-- Stated exercise --
Copy out each line exactly; pictures stay out of the copy.

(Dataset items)
········

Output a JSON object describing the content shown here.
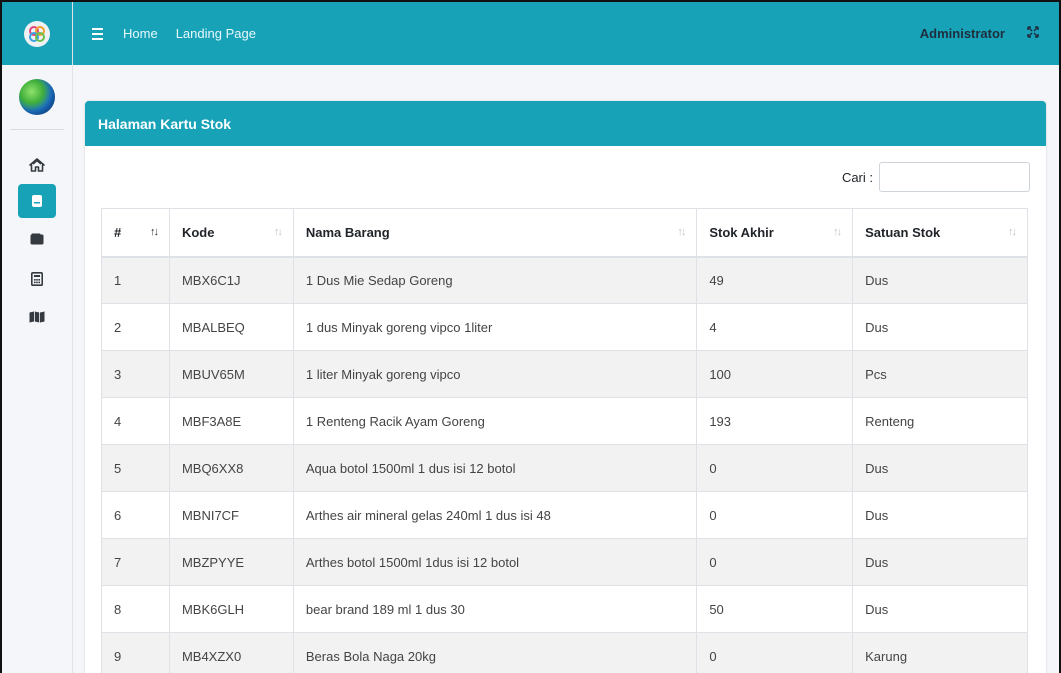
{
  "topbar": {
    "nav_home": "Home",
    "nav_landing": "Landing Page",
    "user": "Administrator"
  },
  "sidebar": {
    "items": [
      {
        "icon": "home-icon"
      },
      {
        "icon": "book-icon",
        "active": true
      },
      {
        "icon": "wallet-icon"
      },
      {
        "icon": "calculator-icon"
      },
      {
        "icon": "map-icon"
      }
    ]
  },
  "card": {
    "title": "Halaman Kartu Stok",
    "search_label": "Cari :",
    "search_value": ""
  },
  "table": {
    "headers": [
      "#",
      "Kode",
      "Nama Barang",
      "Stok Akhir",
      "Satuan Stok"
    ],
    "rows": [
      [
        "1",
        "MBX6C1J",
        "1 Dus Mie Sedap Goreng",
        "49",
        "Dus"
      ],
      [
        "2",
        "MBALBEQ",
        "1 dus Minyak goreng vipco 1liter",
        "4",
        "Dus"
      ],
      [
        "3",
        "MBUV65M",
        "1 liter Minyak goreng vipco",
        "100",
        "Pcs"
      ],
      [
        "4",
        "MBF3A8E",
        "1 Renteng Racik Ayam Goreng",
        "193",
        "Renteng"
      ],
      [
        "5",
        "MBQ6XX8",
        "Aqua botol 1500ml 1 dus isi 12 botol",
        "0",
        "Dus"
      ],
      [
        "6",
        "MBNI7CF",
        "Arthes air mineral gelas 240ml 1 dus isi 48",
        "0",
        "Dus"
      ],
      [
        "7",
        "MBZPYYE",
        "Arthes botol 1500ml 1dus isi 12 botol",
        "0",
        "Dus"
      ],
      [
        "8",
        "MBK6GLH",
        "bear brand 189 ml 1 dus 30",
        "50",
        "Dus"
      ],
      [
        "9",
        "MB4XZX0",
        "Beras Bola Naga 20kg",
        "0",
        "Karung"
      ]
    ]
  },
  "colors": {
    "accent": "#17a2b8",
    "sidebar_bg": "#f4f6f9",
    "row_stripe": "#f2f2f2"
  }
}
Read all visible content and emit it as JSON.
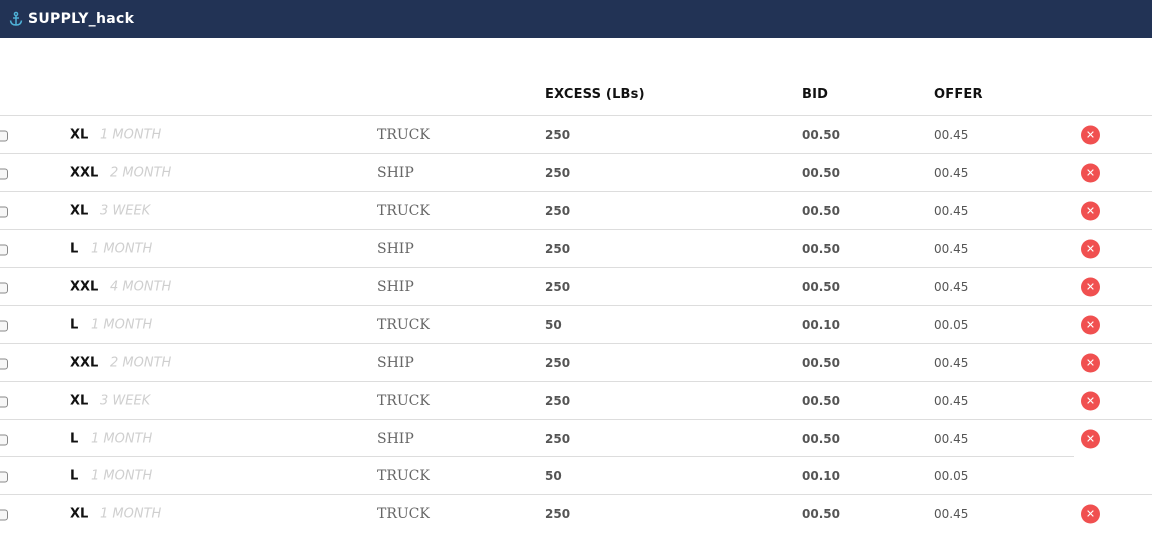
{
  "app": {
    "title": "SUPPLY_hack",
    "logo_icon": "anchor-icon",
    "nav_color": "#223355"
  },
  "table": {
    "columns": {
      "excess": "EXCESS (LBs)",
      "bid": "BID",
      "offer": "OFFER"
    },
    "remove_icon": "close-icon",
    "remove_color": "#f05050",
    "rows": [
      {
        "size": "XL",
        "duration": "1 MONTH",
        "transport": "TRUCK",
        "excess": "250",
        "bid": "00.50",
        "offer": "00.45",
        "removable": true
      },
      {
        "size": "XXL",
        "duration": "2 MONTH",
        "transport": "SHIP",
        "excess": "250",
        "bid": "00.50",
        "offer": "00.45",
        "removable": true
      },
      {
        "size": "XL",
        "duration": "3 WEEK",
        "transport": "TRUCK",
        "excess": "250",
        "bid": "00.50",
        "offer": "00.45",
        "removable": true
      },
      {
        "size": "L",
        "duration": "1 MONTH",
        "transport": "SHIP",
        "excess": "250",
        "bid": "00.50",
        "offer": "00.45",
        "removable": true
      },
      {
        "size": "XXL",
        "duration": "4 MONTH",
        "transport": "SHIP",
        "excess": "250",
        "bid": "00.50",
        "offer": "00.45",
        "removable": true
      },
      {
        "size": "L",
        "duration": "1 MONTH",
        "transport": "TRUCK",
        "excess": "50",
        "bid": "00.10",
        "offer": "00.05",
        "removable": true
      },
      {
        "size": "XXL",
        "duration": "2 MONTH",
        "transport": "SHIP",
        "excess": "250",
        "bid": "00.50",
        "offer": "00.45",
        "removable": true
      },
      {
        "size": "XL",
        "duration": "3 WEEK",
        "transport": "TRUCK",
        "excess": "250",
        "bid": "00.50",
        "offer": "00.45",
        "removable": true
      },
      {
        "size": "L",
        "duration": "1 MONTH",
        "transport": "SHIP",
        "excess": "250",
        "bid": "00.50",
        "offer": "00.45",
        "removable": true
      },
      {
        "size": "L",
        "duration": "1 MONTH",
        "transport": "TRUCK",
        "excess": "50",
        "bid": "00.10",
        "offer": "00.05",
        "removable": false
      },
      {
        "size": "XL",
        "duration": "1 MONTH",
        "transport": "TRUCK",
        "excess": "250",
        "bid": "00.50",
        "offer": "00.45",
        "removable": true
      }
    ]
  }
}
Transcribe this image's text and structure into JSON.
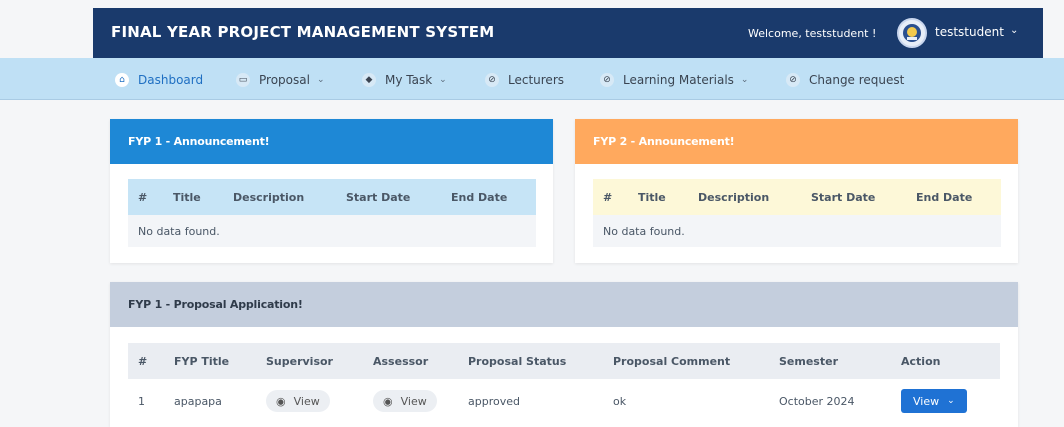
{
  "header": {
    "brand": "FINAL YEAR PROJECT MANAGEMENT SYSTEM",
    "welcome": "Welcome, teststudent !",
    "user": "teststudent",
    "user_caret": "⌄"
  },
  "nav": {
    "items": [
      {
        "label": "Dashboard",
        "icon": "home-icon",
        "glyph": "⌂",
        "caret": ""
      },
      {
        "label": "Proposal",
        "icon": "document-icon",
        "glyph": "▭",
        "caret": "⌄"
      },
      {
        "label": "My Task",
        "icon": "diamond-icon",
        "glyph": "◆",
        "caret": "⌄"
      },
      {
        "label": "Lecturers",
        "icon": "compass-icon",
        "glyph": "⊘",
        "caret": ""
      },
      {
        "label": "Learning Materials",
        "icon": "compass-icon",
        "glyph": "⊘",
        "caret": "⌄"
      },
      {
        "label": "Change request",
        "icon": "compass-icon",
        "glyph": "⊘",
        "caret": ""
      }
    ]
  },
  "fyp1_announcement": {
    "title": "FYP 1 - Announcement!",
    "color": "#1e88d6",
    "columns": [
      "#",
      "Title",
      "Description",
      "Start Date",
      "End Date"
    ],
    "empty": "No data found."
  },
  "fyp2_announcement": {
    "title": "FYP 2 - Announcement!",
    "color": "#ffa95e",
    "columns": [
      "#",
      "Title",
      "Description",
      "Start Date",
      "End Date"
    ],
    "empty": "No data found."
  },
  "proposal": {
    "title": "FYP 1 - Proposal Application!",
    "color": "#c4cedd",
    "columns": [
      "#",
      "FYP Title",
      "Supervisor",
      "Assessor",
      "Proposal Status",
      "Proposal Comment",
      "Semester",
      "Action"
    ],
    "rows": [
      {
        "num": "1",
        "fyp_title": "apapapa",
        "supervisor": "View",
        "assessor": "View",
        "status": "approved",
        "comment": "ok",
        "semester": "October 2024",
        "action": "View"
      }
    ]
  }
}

········

-- Complete answer --
Output a JSON object describing the content shown here.
{
  "topbar": {
    "nav_home": "Home",
    "nav_landing": "Landing Page",
    "user": "Administrator"
  },
  "sidebar": {
    "items": [
      {
        "icon": "home-icon"
      },
      {
        "icon": "book-icon",
        "active": true
      },
      {
        "icon": "wallet-icon"
      },
      {
        "icon": "calculator-icon"
      },
      {
        "icon": "map-icon"
      }
    ]
  },
  "card": {
    "title": "Halaman Kartu Stok",
    "search_label": "Cari :",
    "search_value": ""
  },
  "table": {
    "headers": [
      "#",
      "Kode",
      "Nama Barang",
      "Stok Akhir",
      "Satuan Stok"
    ],
    "rows": [
      [
        "1",
        "MBX6C1J",
        "1 Dus Mie Sedap Goreng",
        "49",
        "Dus"
      ],
      [
        "2",
        "MBALBEQ",
        "1 dus Minyak goreng vipco 1liter",
        "4",
        "Dus"
      ],
      [
        "3",
        "MBUV65M",
        "1 liter Minyak goreng vipco",
        "100",
        "Pcs"
      ],
      [
        "4",
        "MBF3A8E",
        "1 Renteng Racik Ayam Goreng",
        "193",
        "Renteng"
      ],
      [
        "5",
        "MBQ6XX8",
        "Aqua botol 1500ml 1 dus isi 12 botol",
        "0",
        "Dus"
      ],
      [
        "6",
        "MBNI7CF",
        "Arthes air mineral gelas 240ml 1 dus isi 48",
        "0",
        "Dus"
      ],
      [
        "7",
        "MBZPYYE",
        "Arthes botol 1500ml 1dus isi 12 botol",
        "0",
        "Dus"
      ],
      [
        "8",
        "MBK6GLH",
        "bear brand 189 ml 1 dus 30",
        "50",
        "Dus"
      ],
      [
        "9",
        "MB4XZX0",
        "Beras Bola Naga 20kg",
        "0",
        "Karung"
      ]
    ]
  },
  "colors": {
    "accent": "#17a2b8",
    "sidebar_bg": "#f4f6f9",
    "row_stripe": "#f2f2f2"
  }
}
Read all visible content and emit it as JSON.
{
  "app": {
    "title": "SUPPLY_hack",
    "logo_icon": "anchor-icon",
    "nav_color": "#223355"
  },
  "table": {
    "columns": {
      "excess": "EXCESS (LBs)",
      "bid": "BID",
      "offer": "OFFER"
    },
    "remove_icon": "close-icon",
    "remove_color": "#f05050",
    "rows": [
      {
        "size": "XL",
        "duration": "1 MONTH",
        "transport": "TRUCK",
        "excess": "250",
        "bid": "00.50",
        "offer": "00.45",
        "removable": true
      },
      {
        "size": "XXL",
        "duration": "2 MONTH",
        "transport": "SHIP",
        "excess": "250",
        "bid": "00.50",
        "offer": "00.45",
        "removable": true
      },
      {
        "size": "XL",
        "duration": "3 WEEK",
        "transport": "TRUCK",
        "excess": "250",
        "bid": "00.50",
        "offer": "00.45",
        "removable": true
      },
      {
        "size": "L",
        "duration": "1 MONTH",
        "transport": "SHIP",
        "excess": "250",
        "bid": "00.50",
        "offer": "00.45",
        "removable": true
      },
      {
        "size": "XXL",
        "duration": "4 MONTH",
        "transport": "SHIP",
        "excess": "250",
        "bid": "00.50",
        "offer": "00.45",
        "removable": true
      },
      {
        "size": "L",
        "duration": "1 MONTH",
        "transport": "TRUCK",
        "excess": "50",
        "bid": "00.10",
        "offer": "00.05",
        "removable": true
      },
      {
        "size": "XXL",
        "duration": "2 MONTH",
        "transport": "SHIP",
        "excess": "250",
        "bid": "00.50",
        "offer": "00.45",
        "removable": true
      },
      {
        "size": "XL",
        "duration": "3 WEEK",
        "transport": "TRUCK",
        "excess": "250",
        "bid": "00.50",
        "offer": "00.45",
        "removable": true
      },
      {
        "size": "L",
        "duration": "1 MONTH",
        "transport": "SHIP",
        "excess": "250",
        "bid": "00.50",
        "offer": "00.45",
        "removable": true
      },
      {
        "size": "L",
        "duration": "1 MONTH",
        "transport": "TRUCK",
        "excess": "50",
        "bid": "00.10",
        "offer": "00.05",
        "removable": false
      },
      {
        "size": "XL",
        "duration": "1 MONTH",
        "transport": "TRUCK",
        "excess": "250",
        "bid": "00.50",
        "offer": "00.45",
        "removable": true
      }
    ]
  }
}
Transcribe this image's text and structure into JSON.
{
  "header": {
    "brand": "FINAL YEAR PROJECT MANAGEMENT SYSTEM",
    "welcome": "Welcome, teststudent !",
    "user": "teststudent",
    "user_caret": "⌄"
  },
  "nav": {
    "items": [
      {
        "label": "Dashboard",
        "icon": "home-icon",
        "glyph": "⌂",
        "caret": ""
      },
      {
        "label": "Proposal",
        "icon": "document-icon",
        "glyph": "▭",
        "caret": "⌄"
      },
      {
        "label": "My Task",
        "icon": "diamond-icon",
        "glyph": "◆",
        "caret": "⌄"
      },
      {
        "label": "Lecturers",
        "icon": "compass-icon",
        "glyph": "⊘",
        "caret": ""
      },
      {
        "label": "Learning Materials",
        "icon": "compass-icon",
        "glyph": "⊘",
        "caret": "⌄"
      },
      {
        "label": "Change request",
        "icon": "compass-icon",
        "glyph": "⊘",
        "caret": ""
      }
    ]
  },
  "fyp1_announcement": {
    "title": "FYP 1 - Announcement!",
    "color": "#1e88d6",
    "columns": [
      "#",
      "Title",
      "Description",
      "Start Date",
      "End Date"
    ],
    "empty": "No data found."
  },
  "fyp2_announcement": {
    "title": "FYP 2 - Announcement!",
    "color": "#ffa95e",
    "columns": [
      "#",
      "Title",
      "Description",
      "Start Date",
      "End Date"
    ],
    "empty": "No data found."
  },
  "proposal": {
    "title": "FYP 1 - Proposal Application!",
    "color": "#c4cedd",
    "columns": [
      "#",
      "FYP Title",
      "Supervisor",
      "Assessor",
      "Proposal Status",
      "Proposal Comment",
      "Semester",
      "Action"
    ],
    "rows": [
      {
        "num": "1",
        "fyp_title": "apapapa",
        "supervisor": "View",
        "assessor": "View",
        "status": "approved",
        "comment": "ok",
        "semester": "October 2024",
        "action": "View"
      }
    ]
  }
}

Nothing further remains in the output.